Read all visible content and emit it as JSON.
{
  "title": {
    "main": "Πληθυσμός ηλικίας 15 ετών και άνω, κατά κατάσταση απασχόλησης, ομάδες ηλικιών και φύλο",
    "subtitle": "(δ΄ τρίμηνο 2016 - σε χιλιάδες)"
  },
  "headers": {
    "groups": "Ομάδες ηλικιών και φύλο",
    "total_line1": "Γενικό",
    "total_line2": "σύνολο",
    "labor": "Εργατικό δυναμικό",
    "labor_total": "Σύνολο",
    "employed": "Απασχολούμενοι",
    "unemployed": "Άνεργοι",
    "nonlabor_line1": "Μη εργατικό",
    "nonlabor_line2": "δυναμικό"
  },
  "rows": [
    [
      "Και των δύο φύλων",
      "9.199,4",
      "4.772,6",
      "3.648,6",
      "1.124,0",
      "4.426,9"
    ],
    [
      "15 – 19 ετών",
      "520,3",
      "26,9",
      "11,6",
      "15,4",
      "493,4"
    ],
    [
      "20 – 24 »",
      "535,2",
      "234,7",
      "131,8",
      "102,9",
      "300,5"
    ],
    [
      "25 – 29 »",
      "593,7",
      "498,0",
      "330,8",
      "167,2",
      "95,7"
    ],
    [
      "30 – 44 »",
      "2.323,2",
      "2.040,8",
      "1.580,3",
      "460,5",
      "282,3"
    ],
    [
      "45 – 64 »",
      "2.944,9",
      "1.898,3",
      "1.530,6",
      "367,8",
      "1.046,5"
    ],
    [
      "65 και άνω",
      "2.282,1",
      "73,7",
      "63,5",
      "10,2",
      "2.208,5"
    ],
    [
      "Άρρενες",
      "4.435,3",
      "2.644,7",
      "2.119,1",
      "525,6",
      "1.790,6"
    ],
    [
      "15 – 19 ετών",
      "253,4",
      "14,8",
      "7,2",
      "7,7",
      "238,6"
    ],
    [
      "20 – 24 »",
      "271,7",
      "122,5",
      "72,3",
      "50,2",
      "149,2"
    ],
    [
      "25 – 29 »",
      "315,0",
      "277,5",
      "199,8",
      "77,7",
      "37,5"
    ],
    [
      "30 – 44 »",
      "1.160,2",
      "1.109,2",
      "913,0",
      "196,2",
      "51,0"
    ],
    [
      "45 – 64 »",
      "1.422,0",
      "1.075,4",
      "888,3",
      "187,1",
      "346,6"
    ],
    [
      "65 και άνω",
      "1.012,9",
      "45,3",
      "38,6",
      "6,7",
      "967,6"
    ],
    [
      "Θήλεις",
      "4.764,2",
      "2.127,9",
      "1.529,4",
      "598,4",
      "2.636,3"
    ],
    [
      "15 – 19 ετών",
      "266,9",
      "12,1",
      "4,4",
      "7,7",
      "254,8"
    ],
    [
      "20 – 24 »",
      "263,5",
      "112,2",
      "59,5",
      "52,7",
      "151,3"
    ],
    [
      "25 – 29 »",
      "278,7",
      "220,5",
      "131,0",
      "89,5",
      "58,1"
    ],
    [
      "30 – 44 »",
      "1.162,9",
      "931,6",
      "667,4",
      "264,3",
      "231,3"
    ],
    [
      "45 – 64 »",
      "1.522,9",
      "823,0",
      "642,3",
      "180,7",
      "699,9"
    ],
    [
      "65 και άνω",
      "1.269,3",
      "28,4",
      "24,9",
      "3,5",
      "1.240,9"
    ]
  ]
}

Description of the task: Retype the whole listing above exactly.

Finished task:
Read all visible content and emit it as JSON.
{
  "title": {
    "main": "Πληθυσμός ηλικίας 15 ετών και άνω, κατά κατάσταση απασχόλησης, ομάδες ηλικιών και φύλο",
    "subtitle": "(δ΄ τρίμηνο 2016 - σε χιλιάδες)"
  },
  "headers": {
    "groups": "Ομάδες ηλικιών και φύλο",
    "total_line1": "Γενικό",
    "total_line2": "σύνολο",
    "labor": "Εργατικό δυναμικό",
    "labor_total": "Σύνολο",
    "employed": "Απασχολούμενοι",
    "unemployed": "Άνεργοι",
    "nonlabor_line1": "Μη εργατικό",
    "nonlabor_line2": "δυναμικό"
  },
  "rows": [
    [
      "Και των δύο φύλων",
      "9.199,4",
      "4.772,6",
      "3.648,6",
      "1.124,0",
      "4.426,9"
    ],
    [
      "15 – 19 ετών",
      "520,3",
      "26,9",
      "11,6",
      "15,4",
      "493,4"
    ],
    [
      "20 – 24 »",
      "535,2",
      "234,7",
      "131,8",
      "102,9",
      "300,5"
    ],
    [
      "25 – 29 »",
      "593,7",
      "498,0",
      "330,8",
      "167,2",
      "95,7"
    ],
    [
      "30 – 44 »",
      "2.323,2",
      "2.040,8",
      "1.580,3",
      "460,5",
      "282,3"
    ],
    [
      "45 – 64 »",
      "2.944,9",
      "1.898,3",
      "1.530,6",
      "367,8",
      "1.046,5"
    ],
    [
      "65 και άνω",
      "2.282,1",
      "73,7",
      "63,5",
      "10,2",
      "2.208,5"
    ],
    [
      "Άρρενες",
      "4.435,3",
      "2.644,7",
      "2.119,1",
      "525,6",
      "1.790,6"
    ],
    [
      "15 – 19 ετών",
      "253,4",
      "14,8",
      "7,2",
      "7,7",
      "238,6"
    ],
    [
      "20 – 24 »",
      "271,7",
      "122,5",
      "72,3",
      "50,2",
      "149,2"
    ],
    [
      "25 – 29 »",
      "315,0",
      "277,5",
      "199,8",
      "77,7",
      "37,5"
    ],
    [
      "30 – 44 »",
      "1.160,2",
      "1.109,2",
      "913,0",
      "196,2",
      "51,0"
    ],
    [
      "45 – 64 »",
      "1.422,0",
      "1.075,4",
      "888,3",
      "187,1",
      "346,6"
    ],
    [
      "65 και άνω",
      "1.012,9",
      "45,3",
      "38,6",
      "6,7",
      "967,6"
    ],
    [
      "Θήλεις",
      "4.764,2",
      "2.127,9",
      "1.529,4",
      "598,4",
      "2.636,3"
    ],
    [
      "15 – 19 ετών",
      "266,9",
      "12,1",
      "4,4",
      "7,7",
      "254,8"
    ],
    [
      "20 – 24 »",
      "263,5",
      "112,2",
      "59,5",
      "52,7",
      "151,3"
    ],
    [
      "25 – 29 »",
      "278,7",
      "220,5",
      "131,0",
      "89,5",
      "58,1"
    ],
    [
      "30 – 44 »",
      "1.162,9",
      "931,6",
      "667,4",
      "264,3",
      "231,3"
    ],
    [
      "45 – 64 »",
      "1.522,9",
      "823,0",
      "642,3",
      "180,7",
      "699,9"
    ],
    [
      "65 και άνω",
      "1.269,3",
      "28,4",
      "24,9",
      "3,5",
      "1.240,9"
    ]
  ]
}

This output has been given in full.